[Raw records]
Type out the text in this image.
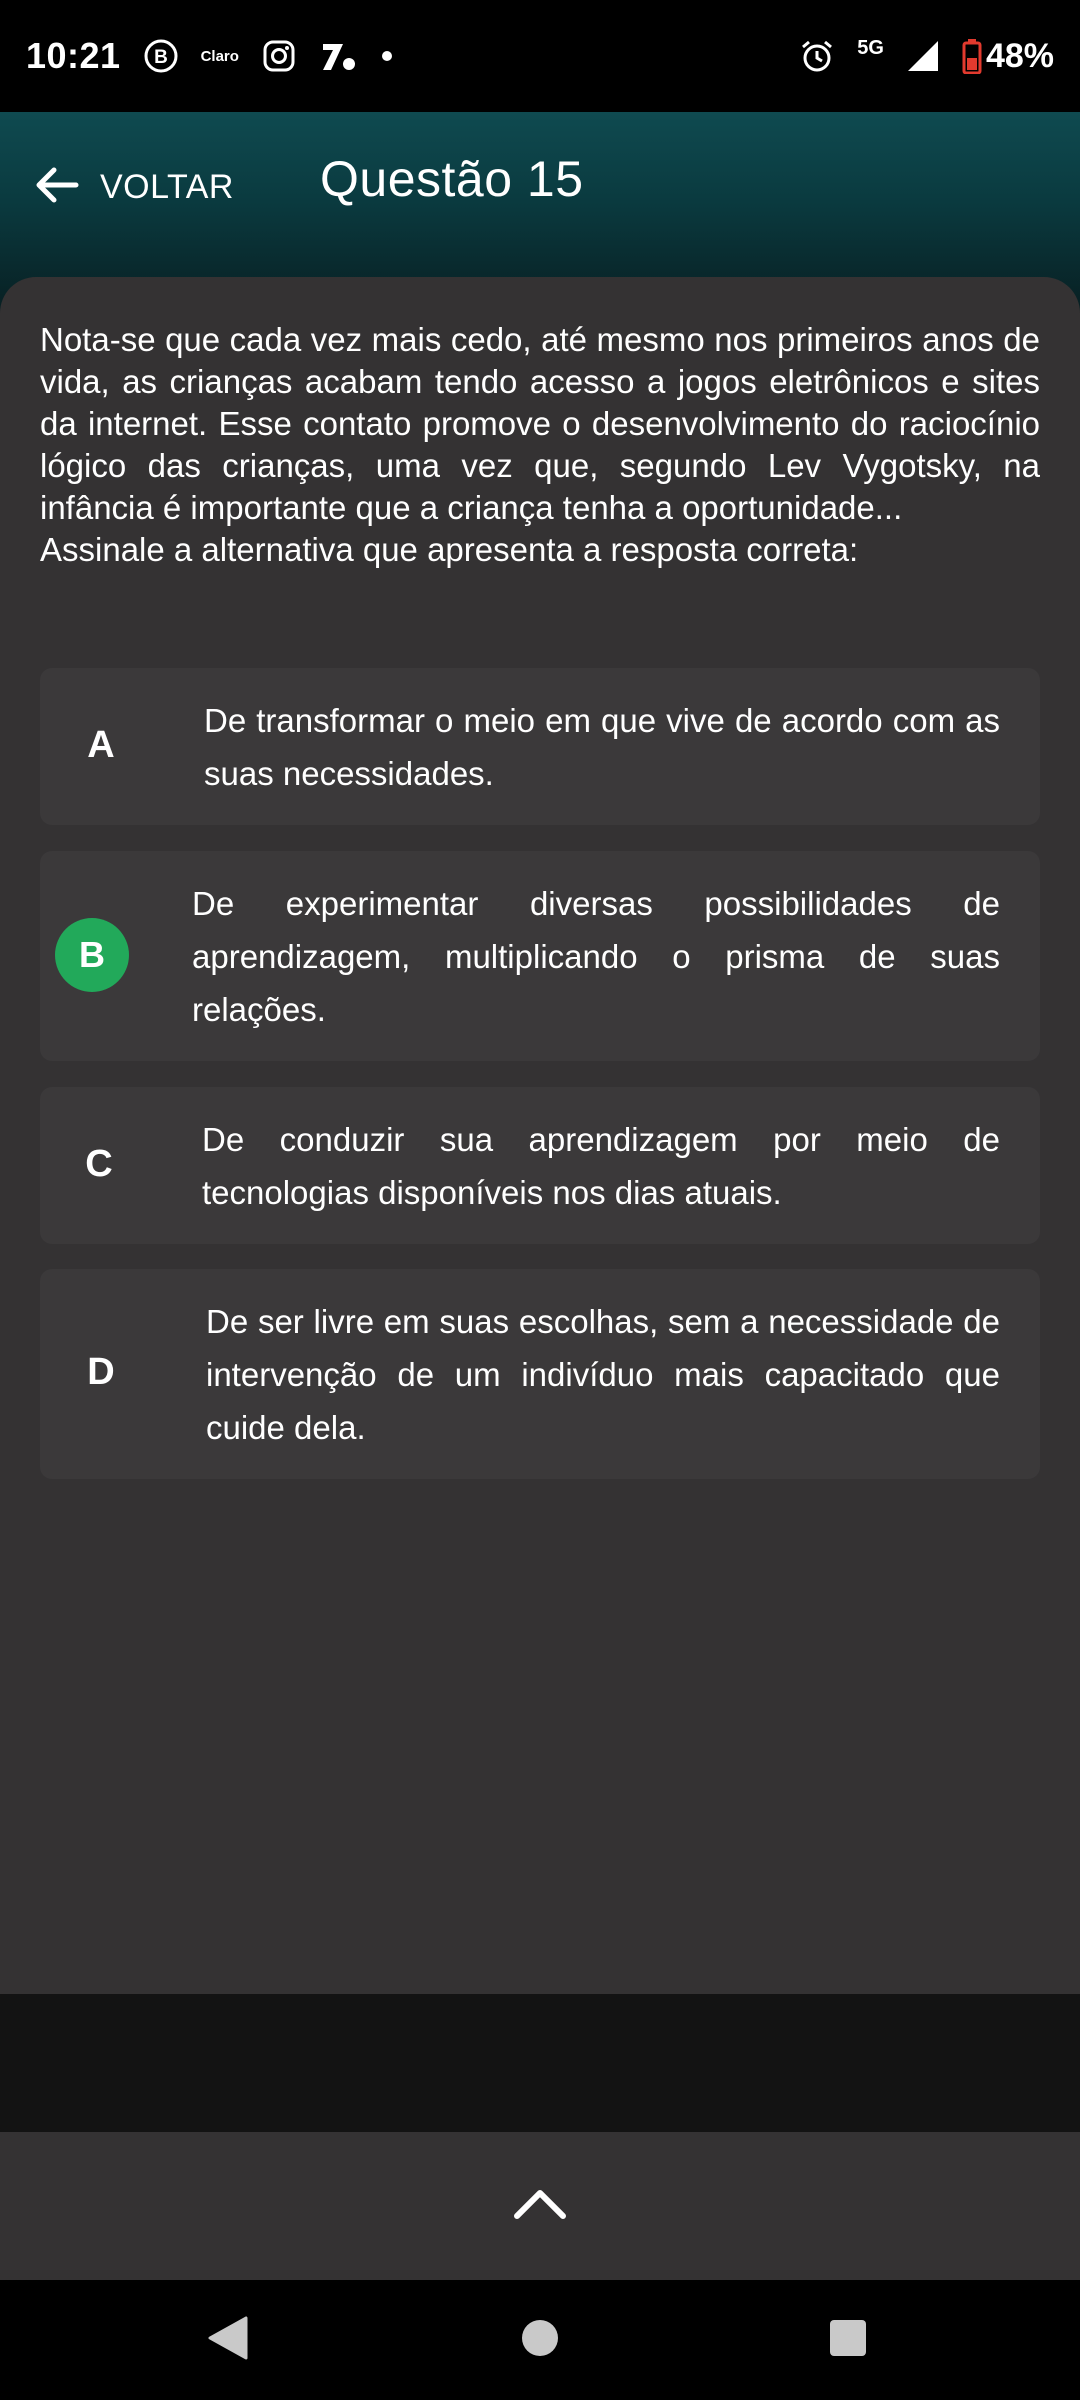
10:21 B Claro	5G	48%
VOLTAR Questão 15
Nota-se que cada vez mais cedo, até mesmo nos primeiros anos de vida, as crianças acabam tendo acesso a jogos eletrônicos e sites da internet. Esse contato promove o desenvolvimento do raciocínio lógico das crianças, uma vez que, segundo Lev Vygotsky, na infância é importante que a criança tenha a oportunidade...
Assinale a alternativa que apresenta a resposta correta:
A
De transformar o meio em que vive de acordo com as suas necessidades.
B
De experimentar diversas possibilidades de aprendizagem, multiplicando o prisma de suas relações.
C
De conduzir sua aprendizagem por meio de tecnologias disponíveis nos dias atuais.
D
De ser livre em suas escolhas, sem a necessidade de intervenção de um indivíduo mais capacitado que cuide dela.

EXERCISE AIM
Without the pictures, transcribe the listing above exactly.

SOLUTION
Type out the text in this image.
10:21 B Claro	5G	48%
VOLTAR Questão 15
Nota-se que cada vez mais cedo, até mesmo nos primeiros anos de vida, as crianças acabam tendo acesso a jogos eletrônicos e sites da internet. Esse contato promove o desenvolvimento do raciocínio lógico das crianças, uma vez que, segundo Lev Vygotsky, na infância é importante que a criança tenha a oportunidade...
Assinale a alternativa que apresenta a resposta correta:
A
De transformar o meio em que vive de acordo com as suas necessidades.
B
De experimentar diversas possibilidades de aprendizagem, multiplicando o prisma de suas relações.
C
De conduzir sua aprendizagem por meio de tecnologias disponíveis nos dias atuais.
D
De ser livre em suas escolhas, sem a necessidade de intervenção de um indivíduo mais capacitado que cuide dela.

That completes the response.